[Records that describe figures]
::::
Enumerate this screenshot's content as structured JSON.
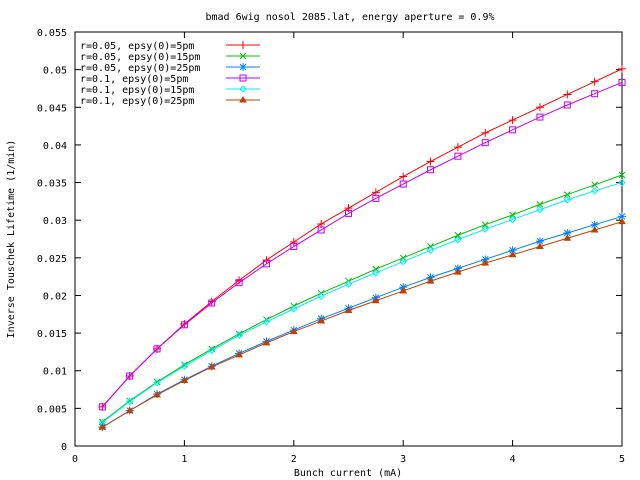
{
  "chart_data": {
    "type": "line",
    "title": "bmad 6wig nosol 2085.lat, energy aperture = 0.9%",
    "xlabel": "Bunch current (mA)",
    "ylabel": "Inverse Touschek Lifetime (1/min)",
    "xlim": [
      0,
      5
    ],
    "ylim": [
      0,
      0.055
    ],
    "xticks": [
      "0",
      "1",
      "2",
      "3",
      "4",
      "5"
    ],
    "yticks": [
      "0",
      "0.005",
      "0.01",
      "0.015",
      "0.02",
      "0.025",
      "0.03",
      "0.035",
      "0.04",
      "0.045",
      "0.05",
      "0.055"
    ],
    "grid": false,
    "legend_position": "top-left",
    "x": [
      0.25,
      0.5,
      0.75,
      1,
      1.25,
      1.5,
      1.75,
      2,
      2.25,
      2.5,
      2.75,
      3,
      3.25,
      3.5,
      3.75,
      4,
      4.25,
      4.5,
      4.75,
      5
    ],
    "series": [
      {
        "name": "r=0.05, epsy(0)=5pm",
        "color": "#ff0000",
        "marker": "plus",
        "values": [
          0.0052,
          0.0093,
          0.0129,
          0.0162,
          0.0192,
          0.022,
          0.0247,
          0.0271,
          0.0295,
          0.0316,
          0.0337,
          0.0358,
          0.0378,
          0.0397,
          0.0416,
          0.0433,
          0.045,
          0.0467,
          0.0484,
          0.0501
        ]
      },
      {
        "name": "r=0.05, epsy(0)=15pm",
        "color": "#00c000",
        "marker": "cross",
        "values": [
          0.0032,
          0.006,
          0.0085,
          0.0108,
          0.0129,
          0.0149,
          0.0168,
          0.0186,
          0.0203,
          0.0219,
          0.0235,
          0.025,
          0.0265,
          0.028,
          0.0294,
          0.0307,
          0.0321,
          0.0334,
          0.0347,
          0.036
        ]
      },
      {
        "name": "r=0.05, epsy(0)=25pm",
        "color": "#0080ff",
        "marker": "star",
        "values": [
          0.0025,
          0.0047,
          0.0069,
          0.0088,
          0.0106,
          0.0123,
          0.0139,
          0.0154,
          0.0169,
          0.0183,
          0.0197,
          0.0211,
          0.0224,
          0.0236,
          0.0248,
          0.026,
          0.0272,
          0.0283,
          0.0294,
          0.0305
        ]
      },
      {
        "name": "r=0.1, epsy(0)=5pm",
        "color": "#c000ff",
        "marker": "square",
        "values": [
          0.0052,
          0.0093,
          0.0129,
          0.0161,
          0.019,
          0.0217,
          0.0242,
          0.0265,
          0.0287,
          0.0309,
          0.0329,
          0.0348,
          0.0367,
          0.0385,
          0.0403,
          0.042,
          0.0437,
          0.0453,
          0.0468,
          0.0483
        ]
      },
      {
        "name": "r=0.1, epsy(0)=15pm",
        "color": "#00eeee",
        "marker": "diamond",
        "values": [
          0.0031,
          0.0059,
          0.0084,
          0.0106,
          0.0127,
          0.0147,
          0.0165,
          0.0182,
          0.0199,
          0.0215,
          0.023,
          0.0245,
          0.026,
          0.0274,
          0.0288,
          0.0301,
          0.0314,
          0.0327,
          0.0339,
          0.035
        ]
      },
      {
        "name": "r=0.1, epsy(0)=25pm",
        "color": "#c04000",
        "marker": "triangle",
        "values": [
          0.0025,
          0.0047,
          0.0068,
          0.0087,
          0.0105,
          0.0121,
          0.0137,
          0.0152,
          0.0166,
          0.018,
          0.0193,
          0.0206,
          0.0219,
          0.0231,
          0.0243,
          0.0254,
          0.0265,
          0.0276,
          0.0287,
          0.0298
        ]
      }
    ]
  }
}
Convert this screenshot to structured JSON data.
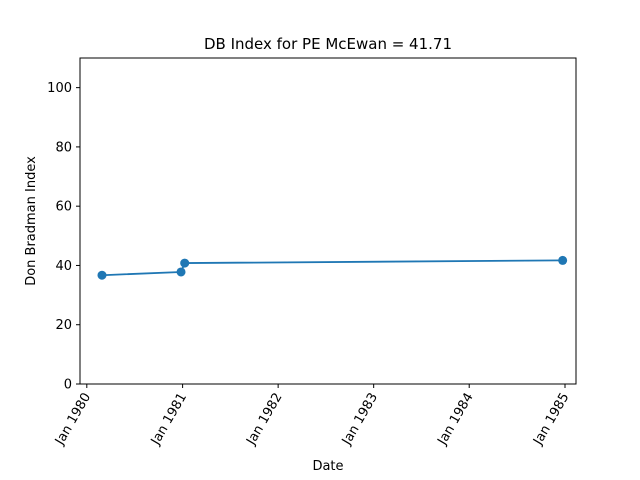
{
  "chart_data": {
    "type": "line",
    "title": "DB Index for PE McEwan = 41.71",
    "xlabel": "Date",
    "ylabel": "Don Bradman Index",
    "x_ticks": [
      "Jan 1980",
      "Jan 1981",
      "Jan 1982",
      "Jan 1983",
      "Jan 1984",
      "Jan 1985"
    ],
    "xlim": [
      "1979-12-06",
      "1985-02-12"
    ],
    "ylim": [
      0,
      110
    ],
    "y_ticks": [
      0,
      20,
      40,
      60,
      80,
      100
    ],
    "grid": false,
    "series": [
      {
        "color": "#1f77b4",
        "marker": "circle",
        "points": [
          {
            "x": "1980-02-28",
            "y": 36.7
          },
          {
            "x": "1980-12-26",
            "y": 37.8
          },
          {
            "x": "1981-01-09",
            "y": 40.8
          },
          {
            "x": "1984-12-23",
            "y": 41.71
          }
        ]
      }
    ]
  }
}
::::
▸ **GIVEN TASK**: Gather each line of the records holding the string "epsy".

▸ **WRITTEN SOLUTION**:
        "name": "r=0.05, epsy(0)=5pm",
        "name": "r=0.05, epsy(0)=15pm",
        "name": "r=0.05, epsy(0)=25pm",
        "name": "r=0.1, epsy(0)=5pm",
        "name": "r=0.1, epsy(0)=15pm",
        "name": "r=0.1, epsy(0)=25pm",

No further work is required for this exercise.